┌────────
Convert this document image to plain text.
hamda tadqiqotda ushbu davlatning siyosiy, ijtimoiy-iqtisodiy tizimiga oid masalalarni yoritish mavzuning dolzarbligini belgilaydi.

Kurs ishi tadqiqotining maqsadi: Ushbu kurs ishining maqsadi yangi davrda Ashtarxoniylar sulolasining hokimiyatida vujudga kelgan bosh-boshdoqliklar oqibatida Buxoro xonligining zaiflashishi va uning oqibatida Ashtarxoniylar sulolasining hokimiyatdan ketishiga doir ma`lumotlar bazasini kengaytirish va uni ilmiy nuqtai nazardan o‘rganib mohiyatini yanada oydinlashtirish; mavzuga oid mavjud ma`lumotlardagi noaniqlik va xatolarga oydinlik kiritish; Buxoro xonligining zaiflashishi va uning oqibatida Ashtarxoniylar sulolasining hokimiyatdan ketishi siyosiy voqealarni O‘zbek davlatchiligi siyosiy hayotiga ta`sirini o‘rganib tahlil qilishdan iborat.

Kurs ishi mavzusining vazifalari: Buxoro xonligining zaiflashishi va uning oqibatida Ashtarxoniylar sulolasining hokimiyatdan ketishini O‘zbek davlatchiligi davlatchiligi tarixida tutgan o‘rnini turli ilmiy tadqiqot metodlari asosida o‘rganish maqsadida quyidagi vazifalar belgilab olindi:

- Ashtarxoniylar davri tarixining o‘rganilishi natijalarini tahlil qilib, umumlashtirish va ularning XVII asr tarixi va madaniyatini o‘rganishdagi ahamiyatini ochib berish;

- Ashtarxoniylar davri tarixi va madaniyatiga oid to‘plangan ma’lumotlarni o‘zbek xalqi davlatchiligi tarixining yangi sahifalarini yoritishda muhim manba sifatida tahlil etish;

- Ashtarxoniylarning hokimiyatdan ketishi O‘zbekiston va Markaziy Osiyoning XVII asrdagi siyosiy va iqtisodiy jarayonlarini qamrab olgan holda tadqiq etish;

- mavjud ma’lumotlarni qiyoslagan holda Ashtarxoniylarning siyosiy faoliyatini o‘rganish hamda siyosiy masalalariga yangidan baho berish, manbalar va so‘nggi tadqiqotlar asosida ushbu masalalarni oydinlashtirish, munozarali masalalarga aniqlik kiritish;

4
└────────
- _What you need to do_: Repeat the records above in full, character for character.

- _Reply to the exercise_:
Convert this document image to plain text.
hamda tadqiqotda ushbu davlatning siyosiy, ijtimoiy-iqtisodiy tizimiga oid masalalarni yoritish mavzuning dolzarbligini belgilaydi.

Kurs ishi tadqiqotining maqsadi: Ushbu kurs ishining maqsadi yangi davrda Ashtarxoniylar sulolasining hokimiyatida vujudga kelgan bosh-boshdoqliklar oqibatida Buxoro xonligining zaiflashishi va uning oqibatida Ashtarxoniylar sulolasining hokimiyatdan ketishiga doir ma`lumotlar bazasini kengaytirish va uni ilmiy nuqtai nazardan o‘rganib mohiyatini yanada oydinlashtirish; mavzuga oid mavjud ma`lumotlardagi noaniqlik va xatolarga oydinlik kiritish; Buxoro xonligining zaiflashishi va uning oqibatida Ashtarxoniylar sulolasining hokimiyatdan ketishi siyosiy voqealarni O‘zbek davlatchiligi siyosiy hayotiga ta`sirini o‘rganib tahlil qilishdan iborat.

Kurs ishi mavzusining vazifalari: Buxoro xonligining zaiflashishi va uning oqibatida Ashtarxoniylar sulolasining hokimiyatdan ketishini O‘zbek davlatchiligi davlatchiligi tarixida tutgan o‘rnini turli ilmiy tadqiqot metodlari asosida o‘rganish maqsadida quyidagi vazifalar belgilab olindi:

- Ashtarxoniylar davri tarixining o‘rganilishi natijalarini tahlil qilib, umumlashtirish va ularning XVII asr tarixi va madaniyatini o‘rganishdagi ahamiyatini ochib berish;

- Ashtarxoniylar davri tarixi va madaniyatiga oid to‘plangan ma’lumotlarni o‘zbek xalqi davlatchiligi tarixining yangi sahifalarini yoritishda muhim manba sifatida tahlil etish;

- Ashtarxoniylarning hokimiyatdan ketishi O‘zbekiston va Markaziy Osiyoning XVII asrdagi siyosiy va iqtisodiy jarayonlarini qamrab olgan holda tadqiq etish;

- mavjud ma’lumotlarni qiyoslagan holda Ashtarxoniylarning siyosiy faoliyatini o‘rganish hamda siyosiy masalalariga yangidan baho berish, manbalar va so‘nggi tadqiqotlar asosida ushbu masalalarni oydinlashtirish, munozarali masalalarga aniqlik kiritish;

4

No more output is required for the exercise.